start Extracted records

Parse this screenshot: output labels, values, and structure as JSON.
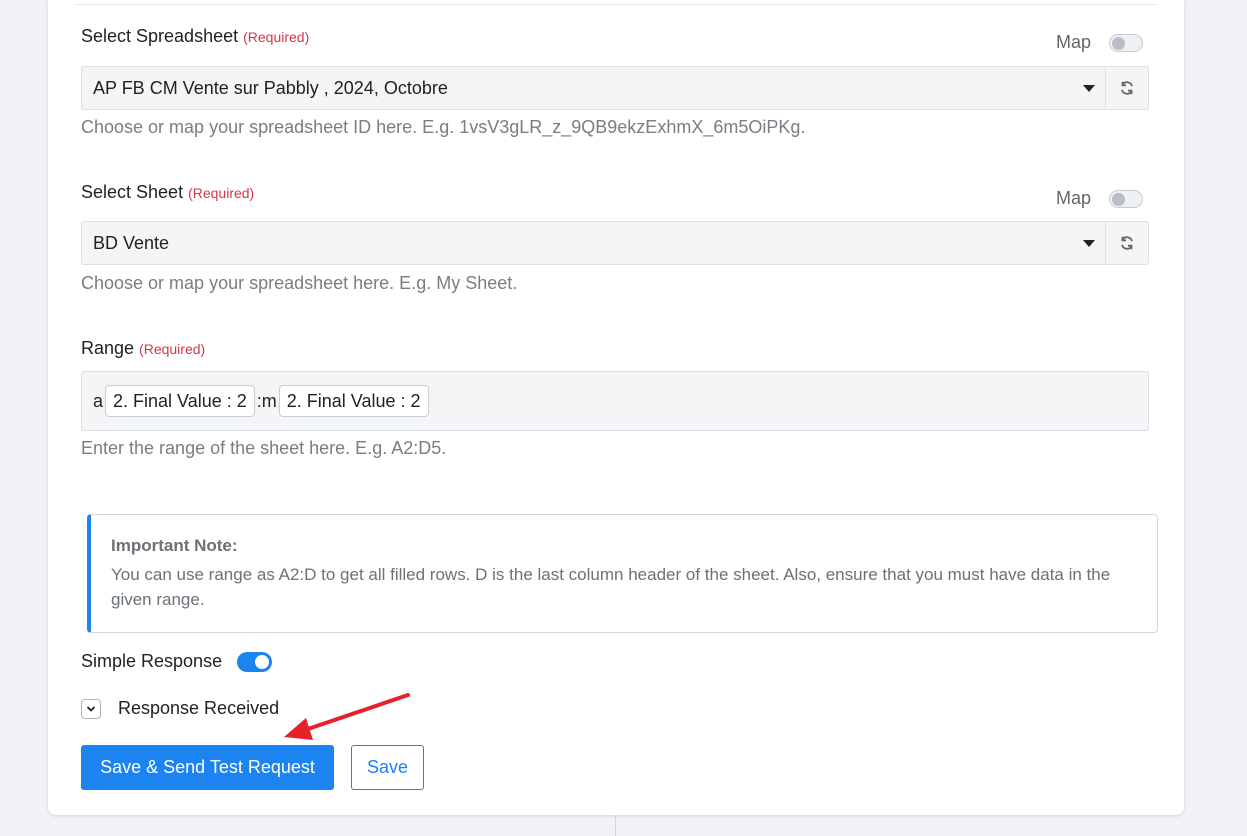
{
  "spreadsheet": {
    "label": "Select Spreadsheet",
    "required": "(Required)",
    "map_label": "Map",
    "value": "AP FB CM Vente sur Pabbly , 2024, Octobre",
    "help": "Choose or map your spreadsheet ID here. E.g. 1vsV3gLR_z_9QB9ekzExhmX_6m5OiPKg."
  },
  "sheet": {
    "label": "Select Sheet",
    "required": "(Required)",
    "map_label": "Map",
    "value": "BD Vente",
    "help": "Choose or map your spreadsheet here. E.g. My Sheet."
  },
  "range": {
    "label": "Range",
    "required": "(Required)",
    "prefix": "a",
    "chip1": "2. Final Value : 2",
    "separator": ":m",
    "chip2": "2. Final Value : 2",
    "help": "Enter the range of the sheet here. E.g. A2:D5."
  },
  "note": {
    "title": "Important Note:",
    "body": "You can use range as A2:D to get all filled rows. D is the last column header of the sheet. Also, ensure that you must have data in the given range."
  },
  "simple_response": {
    "label": "Simple Response",
    "enabled": true
  },
  "response_received": {
    "label": "Response Received"
  },
  "buttons": {
    "save_send": "Save & Send Test Request",
    "save": "Save"
  },
  "colors": {
    "primary": "#1b84f1",
    "required": "#d0384a",
    "annotation_arrow": "#e8202a"
  }
}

end Extracted records

Directions for this task
Skip the pictures, then retype every line above exactly.

Correct response
Parse this screenshot: output labels, values, and structure as JSON.
{
  "spreadsheet": {
    "label": "Select Spreadsheet",
    "required": "(Required)",
    "map_label": "Map",
    "value": "AP FB CM Vente sur Pabbly , 2024, Octobre",
    "help": "Choose or map your spreadsheet ID here. E.g. 1vsV3gLR_z_9QB9ekzExhmX_6m5OiPKg."
  },
  "sheet": {
    "label": "Select Sheet",
    "required": "(Required)",
    "map_label": "Map",
    "value": "BD Vente",
    "help": "Choose or map your spreadsheet here. E.g. My Sheet."
  },
  "range": {
    "label": "Range",
    "required": "(Required)",
    "prefix": "a",
    "chip1": "2. Final Value : 2",
    "separator": ":m",
    "chip2": "2. Final Value : 2",
    "help": "Enter the range of the sheet here. E.g. A2:D5."
  },
  "note": {
    "title": "Important Note:",
    "body": "You can use range as A2:D to get all filled rows. D is the last column header of the sheet. Also, ensure that you must have data in the given range."
  },
  "simple_response": {
    "label": "Simple Response",
    "enabled": true
  },
  "response_received": {
    "label": "Response Received"
  },
  "buttons": {
    "save_send": "Save & Send Test Request",
    "save": "Save"
  },
  "colors": {
    "primary": "#1b84f1",
    "required": "#d0384a",
    "annotation_arrow": "#e8202a"
  }
}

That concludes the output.